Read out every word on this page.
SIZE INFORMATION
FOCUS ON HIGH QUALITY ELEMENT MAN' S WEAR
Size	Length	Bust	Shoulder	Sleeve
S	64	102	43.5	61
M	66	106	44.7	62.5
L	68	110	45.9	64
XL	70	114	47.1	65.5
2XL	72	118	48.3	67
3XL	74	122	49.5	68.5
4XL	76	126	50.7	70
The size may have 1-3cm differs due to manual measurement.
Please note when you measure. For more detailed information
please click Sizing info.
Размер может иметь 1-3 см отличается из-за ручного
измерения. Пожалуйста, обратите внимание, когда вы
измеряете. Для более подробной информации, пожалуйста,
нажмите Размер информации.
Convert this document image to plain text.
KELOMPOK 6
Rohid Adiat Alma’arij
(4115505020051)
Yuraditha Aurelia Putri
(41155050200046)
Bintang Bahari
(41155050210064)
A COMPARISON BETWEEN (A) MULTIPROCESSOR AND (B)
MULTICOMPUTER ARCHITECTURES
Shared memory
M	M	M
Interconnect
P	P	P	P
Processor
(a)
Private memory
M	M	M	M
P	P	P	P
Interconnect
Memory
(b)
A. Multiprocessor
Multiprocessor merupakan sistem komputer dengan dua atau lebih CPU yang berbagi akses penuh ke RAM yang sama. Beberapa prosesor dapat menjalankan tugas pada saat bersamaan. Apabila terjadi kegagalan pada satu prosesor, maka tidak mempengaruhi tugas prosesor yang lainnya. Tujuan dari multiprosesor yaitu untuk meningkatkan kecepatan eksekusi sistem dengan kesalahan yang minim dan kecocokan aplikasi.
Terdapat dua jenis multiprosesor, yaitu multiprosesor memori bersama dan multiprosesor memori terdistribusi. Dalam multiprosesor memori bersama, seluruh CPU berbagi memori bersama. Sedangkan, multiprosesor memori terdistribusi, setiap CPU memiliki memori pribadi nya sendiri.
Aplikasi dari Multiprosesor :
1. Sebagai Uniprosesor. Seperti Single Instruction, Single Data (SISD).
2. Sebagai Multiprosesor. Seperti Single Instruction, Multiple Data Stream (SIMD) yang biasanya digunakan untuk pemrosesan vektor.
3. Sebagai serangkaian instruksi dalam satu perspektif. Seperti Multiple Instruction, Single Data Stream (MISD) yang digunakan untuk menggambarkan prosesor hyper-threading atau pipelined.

● PROMPT
Using the data above, reproduce every line exactly.

● EXERCISE RESULT
Read out every word on this page.
SIZE INFORMATION
FOCUS ON HIGH QUALITY ELEMENT MAN' S WEAR
Size	Length	Bust	Shoulder	Sleeve
S	64	102	43.5	61
M	66	106	44.7	62.5
L	68	110	45.9	64
XL	70	114	47.1	65.5
2XL	72	118	48.3	67
3XL	74	122	49.5	68.5
4XL	76	126	50.7	70
The size may have 1-3cm differs due to manual measurement.
Please note when you measure. For more detailed information
please click Sizing info.
Размер может иметь 1-3 см отличается из-за ручного
измерения. Пожалуйста, обратите внимание, когда вы
измеряете. Для более подробной информации, пожалуйста,
нажмите Размер информации.
Convert this document image to plain text.
KELOMPOK 6
Rohid Adiat Alma’arij
(4115505020051)
Yuraditha Aurelia Putri
(41155050200046)
Bintang Bahari
(41155050210064)
A COMPARISON BETWEEN (A) MULTIPROCESSOR AND (B)
MULTICOMPUTER ARCHITECTURES
Shared memory
M	M	M
Interconnect
P	P	P	P
Processor
(a)
Private memory
M	M	M	M
P	P	P	P
Interconnect
Memory
(b)
A. Multiprocessor
Multiprocessor merupakan sistem komputer dengan dua atau lebih CPU yang berbagi akses penuh ke RAM yang sama. Beberapa prosesor dapat menjalankan tugas pada saat bersamaan. Apabila terjadi kegagalan pada satu prosesor, maka tidak mempengaruhi tugas prosesor yang lainnya. Tujuan dari multiprosesor yaitu untuk meningkatkan kecepatan eksekusi sistem dengan kesalahan yang minim dan kecocokan aplikasi.
Terdapat dua jenis multiprosesor, yaitu multiprosesor memori bersama dan multiprosesor memori terdistribusi. Dalam multiprosesor memori bersama, seluruh CPU berbagi memori bersama. Sedangkan, multiprosesor memori terdistribusi, setiap CPU memiliki memori pribadi nya sendiri.
Aplikasi dari Multiprosesor :
1. Sebagai Uniprosesor. Seperti Single Instruction, Single Data (SISD).
2. Sebagai Multiprosesor. Seperti Single Instruction, Multiple Data Stream (SIMD) yang biasanya digunakan untuk pemrosesan vektor.
3. Sebagai serangkaian instruksi dalam satu perspektif. Seperti Multiple Instruction, Single Data Stream (MISD) yang digunakan untuk menggambarkan prosesor hyper-threading atau pipelined.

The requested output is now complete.